Task objective: Examine the records and identify each line that includes the string "Marsh". Copy those lines.

-- START OF Given data --

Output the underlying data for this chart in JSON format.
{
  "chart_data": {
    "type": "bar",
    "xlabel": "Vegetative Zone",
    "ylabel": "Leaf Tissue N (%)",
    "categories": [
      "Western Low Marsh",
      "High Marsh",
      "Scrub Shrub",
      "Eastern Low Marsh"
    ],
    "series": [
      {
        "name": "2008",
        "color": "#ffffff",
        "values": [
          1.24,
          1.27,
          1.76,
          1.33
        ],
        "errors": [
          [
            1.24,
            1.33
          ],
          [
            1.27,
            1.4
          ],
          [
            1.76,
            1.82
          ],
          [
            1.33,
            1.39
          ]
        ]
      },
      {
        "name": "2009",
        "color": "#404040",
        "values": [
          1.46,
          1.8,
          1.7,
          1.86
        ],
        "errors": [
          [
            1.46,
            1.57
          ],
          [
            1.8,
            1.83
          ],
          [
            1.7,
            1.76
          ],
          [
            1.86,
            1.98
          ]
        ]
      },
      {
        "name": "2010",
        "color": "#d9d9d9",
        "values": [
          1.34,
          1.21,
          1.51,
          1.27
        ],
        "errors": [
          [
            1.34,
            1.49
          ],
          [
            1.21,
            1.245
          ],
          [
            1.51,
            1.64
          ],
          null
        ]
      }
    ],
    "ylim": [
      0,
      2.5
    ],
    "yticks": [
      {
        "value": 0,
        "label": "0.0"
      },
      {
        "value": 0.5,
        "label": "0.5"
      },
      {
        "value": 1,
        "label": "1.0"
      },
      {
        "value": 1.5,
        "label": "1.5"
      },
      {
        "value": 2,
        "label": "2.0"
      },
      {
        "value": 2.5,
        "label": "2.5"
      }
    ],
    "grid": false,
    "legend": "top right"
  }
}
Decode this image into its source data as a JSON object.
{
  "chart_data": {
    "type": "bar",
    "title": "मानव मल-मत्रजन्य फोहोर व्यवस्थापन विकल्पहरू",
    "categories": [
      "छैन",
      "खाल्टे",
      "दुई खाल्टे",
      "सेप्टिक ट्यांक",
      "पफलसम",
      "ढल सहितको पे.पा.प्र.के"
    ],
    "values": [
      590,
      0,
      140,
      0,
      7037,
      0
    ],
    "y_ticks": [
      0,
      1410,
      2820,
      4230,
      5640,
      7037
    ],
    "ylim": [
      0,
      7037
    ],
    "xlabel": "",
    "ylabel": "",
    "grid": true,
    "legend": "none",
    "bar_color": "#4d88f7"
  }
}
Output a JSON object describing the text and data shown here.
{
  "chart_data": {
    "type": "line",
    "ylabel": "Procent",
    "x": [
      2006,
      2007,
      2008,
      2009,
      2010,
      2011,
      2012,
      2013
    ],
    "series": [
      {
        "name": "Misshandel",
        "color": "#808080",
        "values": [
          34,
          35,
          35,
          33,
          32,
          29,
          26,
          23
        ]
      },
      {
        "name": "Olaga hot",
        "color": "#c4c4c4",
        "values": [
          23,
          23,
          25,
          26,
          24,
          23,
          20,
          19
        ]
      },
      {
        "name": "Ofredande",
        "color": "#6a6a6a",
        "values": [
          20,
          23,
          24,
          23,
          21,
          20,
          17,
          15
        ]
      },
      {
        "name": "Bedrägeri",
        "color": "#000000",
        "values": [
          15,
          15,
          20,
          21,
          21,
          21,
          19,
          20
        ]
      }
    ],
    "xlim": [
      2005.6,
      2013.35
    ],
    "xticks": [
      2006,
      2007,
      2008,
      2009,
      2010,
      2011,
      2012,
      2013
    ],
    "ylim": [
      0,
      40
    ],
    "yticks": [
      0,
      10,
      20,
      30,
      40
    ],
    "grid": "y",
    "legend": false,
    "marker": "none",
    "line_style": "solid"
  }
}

-- END OF Given data --

Exercise solution:
      "Western Low Marsh",
      "High Marsh",
      "Eastern Low Marsh"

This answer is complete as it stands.